**TO BE DONE**.
Quote all of the data below exactly, please.

**STORED RECORDS**.
____

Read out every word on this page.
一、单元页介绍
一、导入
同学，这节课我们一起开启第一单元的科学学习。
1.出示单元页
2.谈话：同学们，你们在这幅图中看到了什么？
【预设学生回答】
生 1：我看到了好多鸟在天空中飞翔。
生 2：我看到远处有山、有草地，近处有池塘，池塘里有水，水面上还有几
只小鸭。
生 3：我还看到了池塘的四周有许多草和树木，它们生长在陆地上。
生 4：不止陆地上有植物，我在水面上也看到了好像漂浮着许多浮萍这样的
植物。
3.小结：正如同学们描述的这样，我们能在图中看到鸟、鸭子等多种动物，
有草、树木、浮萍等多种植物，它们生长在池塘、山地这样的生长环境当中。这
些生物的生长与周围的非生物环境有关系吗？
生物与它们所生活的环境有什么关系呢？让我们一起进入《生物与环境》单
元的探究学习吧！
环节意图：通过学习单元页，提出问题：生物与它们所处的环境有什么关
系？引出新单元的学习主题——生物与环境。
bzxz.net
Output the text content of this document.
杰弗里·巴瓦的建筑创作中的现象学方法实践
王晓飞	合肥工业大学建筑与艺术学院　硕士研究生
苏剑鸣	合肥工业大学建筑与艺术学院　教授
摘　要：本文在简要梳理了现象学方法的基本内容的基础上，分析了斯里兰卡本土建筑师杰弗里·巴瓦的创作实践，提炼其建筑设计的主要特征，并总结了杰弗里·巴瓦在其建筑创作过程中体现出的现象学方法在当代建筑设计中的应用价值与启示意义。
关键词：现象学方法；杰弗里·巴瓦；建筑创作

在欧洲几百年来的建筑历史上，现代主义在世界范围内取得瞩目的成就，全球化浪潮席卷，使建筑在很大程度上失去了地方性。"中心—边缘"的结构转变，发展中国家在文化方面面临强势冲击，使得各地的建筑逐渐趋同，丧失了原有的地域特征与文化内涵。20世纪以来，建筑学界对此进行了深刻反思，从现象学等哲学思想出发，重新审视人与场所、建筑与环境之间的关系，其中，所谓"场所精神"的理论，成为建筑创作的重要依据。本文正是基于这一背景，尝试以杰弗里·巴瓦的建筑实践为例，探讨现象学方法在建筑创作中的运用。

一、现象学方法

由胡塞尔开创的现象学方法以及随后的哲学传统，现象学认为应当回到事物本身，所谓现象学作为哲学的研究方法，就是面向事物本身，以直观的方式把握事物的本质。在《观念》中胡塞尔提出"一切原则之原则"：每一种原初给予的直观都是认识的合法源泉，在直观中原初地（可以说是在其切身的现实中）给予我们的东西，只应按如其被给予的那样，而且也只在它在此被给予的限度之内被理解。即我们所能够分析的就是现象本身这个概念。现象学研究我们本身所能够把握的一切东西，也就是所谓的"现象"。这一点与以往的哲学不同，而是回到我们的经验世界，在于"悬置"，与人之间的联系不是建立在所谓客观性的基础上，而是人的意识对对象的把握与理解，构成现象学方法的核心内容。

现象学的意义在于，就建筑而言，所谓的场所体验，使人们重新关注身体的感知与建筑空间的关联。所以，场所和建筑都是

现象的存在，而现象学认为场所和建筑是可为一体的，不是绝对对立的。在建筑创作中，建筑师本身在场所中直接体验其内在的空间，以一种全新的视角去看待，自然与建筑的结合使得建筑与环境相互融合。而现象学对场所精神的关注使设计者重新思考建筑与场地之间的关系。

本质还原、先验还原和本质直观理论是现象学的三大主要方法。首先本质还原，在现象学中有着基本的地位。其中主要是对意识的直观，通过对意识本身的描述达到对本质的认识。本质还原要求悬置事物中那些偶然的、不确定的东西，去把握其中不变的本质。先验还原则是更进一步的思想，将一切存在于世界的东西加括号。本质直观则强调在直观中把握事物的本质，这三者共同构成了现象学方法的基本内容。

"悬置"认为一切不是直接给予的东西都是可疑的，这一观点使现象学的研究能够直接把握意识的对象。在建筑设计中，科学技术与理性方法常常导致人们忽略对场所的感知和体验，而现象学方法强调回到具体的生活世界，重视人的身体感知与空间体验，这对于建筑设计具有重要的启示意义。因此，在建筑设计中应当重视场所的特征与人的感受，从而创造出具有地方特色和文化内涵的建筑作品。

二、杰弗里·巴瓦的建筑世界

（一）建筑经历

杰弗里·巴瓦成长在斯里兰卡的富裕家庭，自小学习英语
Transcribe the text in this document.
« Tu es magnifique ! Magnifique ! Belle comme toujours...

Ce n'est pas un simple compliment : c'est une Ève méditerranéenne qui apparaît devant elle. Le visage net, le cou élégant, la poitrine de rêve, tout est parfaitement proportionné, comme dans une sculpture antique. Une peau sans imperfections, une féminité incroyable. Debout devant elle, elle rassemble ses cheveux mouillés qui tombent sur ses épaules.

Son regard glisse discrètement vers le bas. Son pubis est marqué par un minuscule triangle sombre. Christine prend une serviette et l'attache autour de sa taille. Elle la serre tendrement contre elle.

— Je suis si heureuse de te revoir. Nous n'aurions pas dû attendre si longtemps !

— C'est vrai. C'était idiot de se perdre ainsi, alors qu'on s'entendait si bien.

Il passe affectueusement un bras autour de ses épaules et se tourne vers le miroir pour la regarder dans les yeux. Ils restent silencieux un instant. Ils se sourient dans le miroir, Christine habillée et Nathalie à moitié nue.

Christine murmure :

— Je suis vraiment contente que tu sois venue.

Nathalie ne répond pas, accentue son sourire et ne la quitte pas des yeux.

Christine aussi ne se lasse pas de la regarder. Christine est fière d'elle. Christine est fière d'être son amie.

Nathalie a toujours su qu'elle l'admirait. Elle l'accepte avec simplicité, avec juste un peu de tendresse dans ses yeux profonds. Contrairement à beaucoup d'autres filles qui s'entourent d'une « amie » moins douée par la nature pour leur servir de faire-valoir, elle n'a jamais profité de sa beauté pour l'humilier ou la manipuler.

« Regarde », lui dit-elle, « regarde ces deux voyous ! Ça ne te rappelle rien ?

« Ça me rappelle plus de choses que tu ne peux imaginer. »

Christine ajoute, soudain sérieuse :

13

____

**ANSWER TO THE EXERCISE**.
Read out every word on this page.
一、单元页介绍
一、导入
同学，这节课我们一起开启第一单元的科学学习。
1.出示单元页
2.谈话：同学们，你们在这幅图中看到了什么？
【预设学生回答】
生 1：我看到了好多鸟在天空中飞翔。
生 2：我看到远处有山、有草地，近处有池塘，池塘里有水，水面上还有几
只小鸭。
生 3：我还看到了池塘的四周有许多草和树木，它们生长在陆地上。
生 4：不止陆地上有植物，我在水面上也看到了好像漂浮着许多浮萍这样的
植物。
3.小结：正如同学们描述的这样，我们能在图中看到鸟、鸭子等多种动物，
有草、树木、浮萍等多种植物，它们生长在池塘、山地这样的生长环境当中。这
些生物的生长与周围的非生物环境有关系吗？
生物与它们所生活的环境有什么关系呢？让我们一起进入《生物与环境》单
元的探究学习吧！
环节意图：通过学习单元页，提出问题：生物与它们所处的环境有什么关
系？引出新单元的学习主题——生物与环境。
bzxz.net
Output the text content of this document.
杰弗里·巴瓦的建筑创作中的现象学方法实践
王晓飞	合肥工业大学建筑与艺术学院　硕士研究生
苏剑鸣	合肥工业大学建筑与艺术学院　教授
摘　要：本文在简要梳理了现象学方法的基本内容的基础上，分析了斯里兰卡本土建筑师杰弗里·巴瓦的创作实践，提炼其建筑设计的主要特征，并总结了杰弗里·巴瓦在其建筑创作过程中体现出的现象学方法在当代建筑设计中的应用价值与启示意义。
关键词：现象学方法；杰弗里·巴瓦；建筑创作

在欧洲几百年来的建筑历史上，现代主义在世界范围内取得瞩目的成就，全球化浪潮席卷，使建筑在很大程度上失去了地方性。"中心—边缘"的结构转变，发展中国家在文化方面面临强势冲击，使得各地的建筑逐渐趋同，丧失了原有的地域特征与文化内涵。20世纪以来，建筑学界对此进行了深刻反思，从现象学等哲学思想出发，重新审视人与场所、建筑与环境之间的关系，其中，所谓"场所精神"的理论，成为建筑创作的重要依据。本文正是基于这一背景，尝试以杰弗里·巴瓦的建筑实践为例，探讨现象学方法在建筑创作中的运用。

一、现象学方法

由胡塞尔开创的现象学方法以及随后的哲学传统，现象学认为应当回到事物本身，所谓现象学作为哲学的研究方法，就是面向事物本身，以直观的方式把握事物的本质。在《观念》中胡塞尔提出"一切原则之原则"：每一种原初给予的直观都是认识的合法源泉，在直观中原初地（可以说是在其切身的现实中）给予我们的东西，只应按如其被给予的那样，而且也只在它在此被给予的限度之内被理解。即我们所能够分析的就是现象本身这个概念。现象学研究我们本身所能够把握的一切东西，也就是所谓的"现象"。这一点与以往的哲学不同，而是回到我们的经验世界，在于"悬置"，与人之间的联系不是建立在所谓客观性的基础上，而是人的意识对对象的把握与理解，构成现象学方法的核心内容。

现象学的意义在于，就建筑而言，所谓的场所体验，使人们重新关注身体的感知与建筑空间的关联。所以，场所和建筑都是

现象的存在，而现象学认为场所和建筑是可为一体的，不是绝对对立的。在建筑创作中，建筑师本身在场所中直接体验其内在的空间，以一种全新的视角去看待，自然与建筑的结合使得建筑与环境相互融合。而现象学对场所精神的关注使设计者重新思考建筑与场地之间的关系。

本质还原、先验还原和本质直观理论是现象学的三大主要方法。首先本质还原，在现象学中有着基本的地位。其中主要是对意识的直观，通过对意识本身的描述达到对本质的认识。本质还原要求悬置事物中那些偶然的、不确定的东西，去把握其中不变的本质。先验还原则是更进一步的思想，将一切存在于世界的东西加括号。本质直观则强调在直观中把握事物的本质，这三者共同构成了现象学方法的基本内容。

"悬置"认为一切不是直接给予的东西都是可疑的，这一观点使现象学的研究能够直接把握意识的对象。在建筑设计中，科学技术与理性方法常常导致人们忽略对场所的感知和体验，而现象学方法强调回到具体的生活世界，重视人的身体感知与空间体验，这对于建筑设计具有重要的启示意义。因此，在建筑设计中应当重视场所的特征与人的感受，从而创造出具有地方特色和文化内涵的建筑作品。

二、杰弗里·巴瓦的建筑世界

（一）建筑经历

杰弗里·巴瓦成长在斯里兰卡的富裕家庭，自小学习英语
Transcribe the text in this document.
« Tu es magnifique ! Magnifique ! Belle comme toujours...

Ce n'est pas un simple compliment : c'est une Ève méditerranéenne qui apparaît devant elle. Le visage net, le cou élégant, la poitrine de rêve, tout est parfaitement proportionné, comme dans une sculpture antique. Une peau sans imperfections, une féminité incroyable. Debout devant elle, elle rassemble ses cheveux mouillés qui tombent sur ses épaules.

Son regard glisse discrètement vers le bas. Son pubis est marqué par un minuscule triangle sombre. Christine prend une serviette et l'attache autour de sa taille. Elle la serre tendrement contre elle.

— Je suis si heureuse de te revoir. Nous n'aurions pas dû attendre si longtemps !

— C'est vrai. C'était idiot de se perdre ainsi, alors qu'on s'entendait si bien.

Il passe affectueusement un bras autour de ses épaules et se tourne vers le miroir pour la regarder dans les yeux. Ils restent silencieux un instant. Ils se sourient dans le miroir, Christine habillée et Nathalie à moitié nue.

Christine murmure :

— Je suis vraiment contente que tu sois venue.

Nathalie ne répond pas, accentue son sourire et ne la quitte pas des yeux.

Christine aussi ne se lasse pas de la regarder. Christine est fière d'elle. Christine est fière d'être son amie.

Nathalie a toujours su qu'elle l'admirait. Elle l'accepte avec simplicité, avec juste un peu de tendresse dans ses yeux profonds. Contrairement à beaucoup d'autres filles qui s'entourent d'une « amie » moins douée par la nature pour leur servir de faire-valoir, elle n'a jamais profité de sa beauté pour l'humilier ou la manipuler.

« Regarde », lui dit-elle, « regarde ces deux voyous ! Ça ne te rappelle rien ?

« Ça me rappelle plus de choses que tu ne peux imaginer. »

Christine ajoute, soudain sérieuse :

13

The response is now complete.